§ **Exercise description**:
Send back the entries below exactly as they appear.

---

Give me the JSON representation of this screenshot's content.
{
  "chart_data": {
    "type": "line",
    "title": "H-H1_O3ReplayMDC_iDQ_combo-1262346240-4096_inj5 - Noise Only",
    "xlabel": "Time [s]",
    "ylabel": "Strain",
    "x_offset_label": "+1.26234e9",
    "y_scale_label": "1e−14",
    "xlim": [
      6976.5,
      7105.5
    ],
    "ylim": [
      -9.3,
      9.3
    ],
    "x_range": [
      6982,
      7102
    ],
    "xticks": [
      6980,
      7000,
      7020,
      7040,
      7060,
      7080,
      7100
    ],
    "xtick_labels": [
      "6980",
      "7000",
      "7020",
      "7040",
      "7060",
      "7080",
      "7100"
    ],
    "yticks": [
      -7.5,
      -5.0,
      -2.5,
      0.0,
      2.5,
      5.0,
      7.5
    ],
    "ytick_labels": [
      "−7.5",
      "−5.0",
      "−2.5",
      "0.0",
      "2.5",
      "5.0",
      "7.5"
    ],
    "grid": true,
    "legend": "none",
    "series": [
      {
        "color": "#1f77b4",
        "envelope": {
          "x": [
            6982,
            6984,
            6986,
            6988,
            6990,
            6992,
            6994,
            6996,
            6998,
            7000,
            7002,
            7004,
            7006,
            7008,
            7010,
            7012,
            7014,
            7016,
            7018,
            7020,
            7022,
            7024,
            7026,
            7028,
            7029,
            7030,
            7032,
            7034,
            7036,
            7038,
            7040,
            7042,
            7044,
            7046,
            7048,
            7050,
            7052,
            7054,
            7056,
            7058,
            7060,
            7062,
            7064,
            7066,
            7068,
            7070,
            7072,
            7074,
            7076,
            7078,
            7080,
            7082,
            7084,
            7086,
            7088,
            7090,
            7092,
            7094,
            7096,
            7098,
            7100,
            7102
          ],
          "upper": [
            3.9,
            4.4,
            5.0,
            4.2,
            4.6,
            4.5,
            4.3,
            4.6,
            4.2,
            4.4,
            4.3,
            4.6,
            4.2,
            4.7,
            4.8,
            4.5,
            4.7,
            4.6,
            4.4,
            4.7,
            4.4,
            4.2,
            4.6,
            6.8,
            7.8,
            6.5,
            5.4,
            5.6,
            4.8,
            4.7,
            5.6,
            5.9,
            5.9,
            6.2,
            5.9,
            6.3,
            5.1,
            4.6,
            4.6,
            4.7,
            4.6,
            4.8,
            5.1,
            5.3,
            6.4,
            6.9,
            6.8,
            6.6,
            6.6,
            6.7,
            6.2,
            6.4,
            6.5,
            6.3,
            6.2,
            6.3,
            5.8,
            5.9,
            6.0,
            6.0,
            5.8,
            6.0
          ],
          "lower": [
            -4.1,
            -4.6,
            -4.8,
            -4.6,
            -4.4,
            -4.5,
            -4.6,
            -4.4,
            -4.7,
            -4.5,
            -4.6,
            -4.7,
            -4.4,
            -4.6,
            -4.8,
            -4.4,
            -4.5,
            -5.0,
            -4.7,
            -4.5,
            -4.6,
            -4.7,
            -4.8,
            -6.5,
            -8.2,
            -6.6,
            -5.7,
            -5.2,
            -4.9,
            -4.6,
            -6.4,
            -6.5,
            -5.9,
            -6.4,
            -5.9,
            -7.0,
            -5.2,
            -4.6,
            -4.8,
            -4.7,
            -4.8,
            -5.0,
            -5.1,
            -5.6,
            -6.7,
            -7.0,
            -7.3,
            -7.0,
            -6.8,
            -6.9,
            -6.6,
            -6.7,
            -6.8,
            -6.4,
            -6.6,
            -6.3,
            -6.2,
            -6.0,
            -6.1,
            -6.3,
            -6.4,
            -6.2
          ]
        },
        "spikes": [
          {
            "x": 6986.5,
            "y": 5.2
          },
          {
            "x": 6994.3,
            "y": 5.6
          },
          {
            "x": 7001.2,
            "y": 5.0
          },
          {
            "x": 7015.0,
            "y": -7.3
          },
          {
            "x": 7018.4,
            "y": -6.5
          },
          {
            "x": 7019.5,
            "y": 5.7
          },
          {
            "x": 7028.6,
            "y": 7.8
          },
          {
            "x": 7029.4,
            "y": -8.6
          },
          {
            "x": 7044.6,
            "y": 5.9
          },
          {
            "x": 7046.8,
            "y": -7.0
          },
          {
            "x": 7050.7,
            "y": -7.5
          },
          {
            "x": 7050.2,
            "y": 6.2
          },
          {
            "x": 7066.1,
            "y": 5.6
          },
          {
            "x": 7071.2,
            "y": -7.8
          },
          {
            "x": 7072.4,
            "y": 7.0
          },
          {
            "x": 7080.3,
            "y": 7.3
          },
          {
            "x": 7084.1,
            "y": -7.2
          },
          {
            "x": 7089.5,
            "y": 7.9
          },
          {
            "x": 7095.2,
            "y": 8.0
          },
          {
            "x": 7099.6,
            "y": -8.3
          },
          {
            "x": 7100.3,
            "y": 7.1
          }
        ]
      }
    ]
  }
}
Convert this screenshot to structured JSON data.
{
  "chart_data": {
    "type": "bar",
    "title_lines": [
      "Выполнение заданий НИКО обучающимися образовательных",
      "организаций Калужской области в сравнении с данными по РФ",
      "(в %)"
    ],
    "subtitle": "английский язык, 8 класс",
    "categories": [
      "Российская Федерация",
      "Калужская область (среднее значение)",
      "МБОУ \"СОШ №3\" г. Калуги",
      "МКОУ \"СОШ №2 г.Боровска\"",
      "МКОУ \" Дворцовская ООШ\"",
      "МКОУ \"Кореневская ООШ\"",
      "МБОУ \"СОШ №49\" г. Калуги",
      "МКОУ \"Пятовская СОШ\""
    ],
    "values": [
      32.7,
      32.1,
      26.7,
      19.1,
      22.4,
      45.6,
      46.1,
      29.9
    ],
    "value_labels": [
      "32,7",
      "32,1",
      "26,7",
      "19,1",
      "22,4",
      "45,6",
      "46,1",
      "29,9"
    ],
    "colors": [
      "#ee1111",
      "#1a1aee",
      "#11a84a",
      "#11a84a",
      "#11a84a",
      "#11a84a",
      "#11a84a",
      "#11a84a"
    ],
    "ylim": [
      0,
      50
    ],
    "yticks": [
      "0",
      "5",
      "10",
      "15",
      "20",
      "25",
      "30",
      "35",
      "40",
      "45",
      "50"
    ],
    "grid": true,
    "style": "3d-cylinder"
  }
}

---

§ **Solution to this exercise**:
Give me the JSON representation of this screenshot's content.
{
  "chart_data": {
    "type": "line",
    "title": "H-H1_O3ReplayMDC_iDQ_combo-1262346240-4096_inj5 - Noise Only",
    "xlabel": "Time [s]",
    "ylabel": "Strain",
    "x_offset_label": "+1.26234e9",
    "y_scale_label": "1e−14",
    "xlim": [
      6976.5,
      7105.5
    ],
    "ylim": [
      -9.3,
      9.3
    ],
    "x_range": [
      6982,
      7102
    ],
    "xticks": [
      6980,
      7000,
      7020,
      7040,
      7060,
      7080,
      7100
    ],
    "xtick_labels": [
      "6980",
      "7000",
      "7020",
      "7040",
      "7060",
      "7080",
      "7100"
    ],
    "yticks": [
      -7.5,
      -5.0,
      -2.5,
      0.0,
      2.5,
      5.0,
      7.5
    ],
    "ytick_labels": [
      "−7.5",
      "−5.0",
      "−2.5",
      "0.0",
      "2.5",
      "5.0",
      "7.5"
    ],
    "grid": true,
    "legend": "none",
    "series": [
      {
        "color": "#1f77b4",
        "envelope": {
          "x": [
            6982,
            6984,
            6986,
            6988,
            6990,
            6992,
            6994,
            6996,
            6998,
            7000,
            7002,
            7004,
            7006,
            7008,
            7010,
            7012,
            7014,
            7016,
            7018,
            7020,
            7022,
            7024,
            7026,
            7028,
            7029,
            7030,
            7032,
            7034,
            7036,
            7038,
            7040,
            7042,
            7044,
            7046,
            7048,
            7050,
            7052,
            7054,
            7056,
            7058,
            7060,
            7062,
            7064,
            7066,
            7068,
            7070,
            7072,
            7074,
            7076,
            7078,
            7080,
            7082,
            7084,
            7086,
            7088,
            7090,
            7092,
            7094,
            7096,
            7098,
            7100,
            7102
          ],
          "upper": [
            3.9,
            4.4,
            5.0,
            4.2,
            4.6,
            4.5,
            4.3,
            4.6,
            4.2,
            4.4,
            4.3,
            4.6,
            4.2,
            4.7,
            4.8,
            4.5,
            4.7,
            4.6,
            4.4,
            4.7,
            4.4,
            4.2,
            4.6,
            6.8,
            7.8,
            6.5,
            5.4,
            5.6,
            4.8,
            4.7,
            5.6,
            5.9,
            5.9,
            6.2,
            5.9,
            6.3,
            5.1,
            4.6,
            4.6,
            4.7,
            4.6,
            4.8,
            5.1,
            5.3,
            6.4,
            6.9,
            6.8,
            6.6,
            6.6,
            6.7,
            6.2,
            6.4,
            6.5,
            6.3,
            6.2,
            6.3,
            5.8,
            5.9,
            6.0,
            6.0,
            5.8,
            6.0
          ],
          "lower": [
            -4.1,
            -4.6,
            -4.8,
            -4.6,
            -4.4,
            -4.5,
            -4.6,
            -4.4,
            -4.7,
            -4.5,
            -4.6,
            -4.7,
            -4.4,
            -4.6,
            -4.8,
            -4.4,
            -4.5,
            -5.0,
            -4.7,
            -4.5,
            -4.6,
            -4.7,
            -4.8,
            -6.5,
            -8.2,
            -6.6,
            -5.7,
            -5.2,
            -4.9,
            -4.6,
            -6.4,
            -6.5,
            -5.9,
            -6.4,
            -5.9,
            -7.0,
            -5.2,
            -4.6,
            -4.8,
            -4.7,
            -4.8,
            -5.0,
            -5.1,
            -5.6,
            -6.7,
            -7.0,
            -7.3,
            -7.0,
            -6.8,
            -6.9,
            -6.6,
            -6.7,
            -6.8,
            -6.4,
            -6.6,
            -6.3,
            -6.2,
            -6.0,
            -6.1,
            -6.3,
            -6.4,
            -6.2
          ]
        },
        "spikes": [
          {
            "x": 6986.5,
            "y": 5.2
          },
          {
            "x": 6994.3,
            "y": 5.6
          },
          {
            "x": 7001.2,
            "y": 5.0
          },
          {
            "x": 7015.0,
            "y": -7.3
          },
          {
            "x": 7018.4,
            "y": -6.5
          },
          {
            "x": 7019.5,
            "y": 5.7
          },
          {
            "x": 7028.6,
            "y": 7.8
          },
          {
            "x": 7029.4,
            "y": -8.6
          },
          {
            "x": 7044.6,
            "y": 5.9
          },
          {
            "x": 7046.8,
            "y": -7.0
          },
          {
            "x": 7050.7,
            "y": -7.5
          },
          {
            "x": 7050.2,
            "y": 6.2
          },
          {
            "x": 7066.1,
            "y": 5.6
          },
          {
            "x": 7071.2,
            "y": -7.8
          },
          {
            "x": 7072.4,
            "y": 7.0
          },
          {
            "x": 7080.3,
            "y": 7.3
          },
          {
            "x": 7084.1,
            "y": -7.2
          },
          {
            "x": 7089.5,
            "y": 7.9
          },
          {
            "x": 7095.2,
            "y": 8.0
          },
          {
            "x": 7099.6,
            "y": -8.3
          },
          {
            "x": 7100.3,
            "y": 7.1
          }
        ]
      }
    ]
  }
}
Convert this screenshot to structured JSON data.
{
  "chart_data": {
    "type": "bar",
    "title_lines": [
      "Выполнение заданий НИКО обучающимися образовательных",
      "организаций Калужской области в сравнении с данными по РФ",
      "(в %)"
    ],
    "subtitle": "английский язык, 8 класс",
    "categories": [
      "Российская Федерация",
      "Калужская область (среднее значение)",
      "МБОУ \"СОШ №3\" г. Калуги",
      "МКОУ \"СОШ №2 г.Боровска\"",
      "МКОУ \" Дворцовская ООШ\"",
      "МКОУ \"Кореневская ООШ\"",
      "МБОУ \"СОШ №49\" г. Калуги",
      "МКОУ \"Пятовская СОШ\""
    ],
    "values": [
      32.7,
      32.1,
      26.7,
      19.1,
      22.4,
      45.6,
      46.1,
      29.9
    ],
    "value_labels": [
      "32,7",
      "32,1",
      "26,7",
      "19,1",
      "22,4",
      "45,6",
      "46,1",
      "29,9"
    ],
    "colors": [
      "#ee1111",
      "#1a1aee",
      "#11a84a",
      "#11a84a",
      "#11a84a",
      "#11a84a",
      "#11a84a",
      "#11a84a"
    ],
    "ylim": [
      0,
      50
    ],
    "yticks": [
      "0",
      "5",
      "10",
      "15",
      "20",
      "25",
      "30",
      "35",
      "40",
      "45",
      "50"
    ],
    "grid": true,
    "style": "3d-cylinder"
  }
}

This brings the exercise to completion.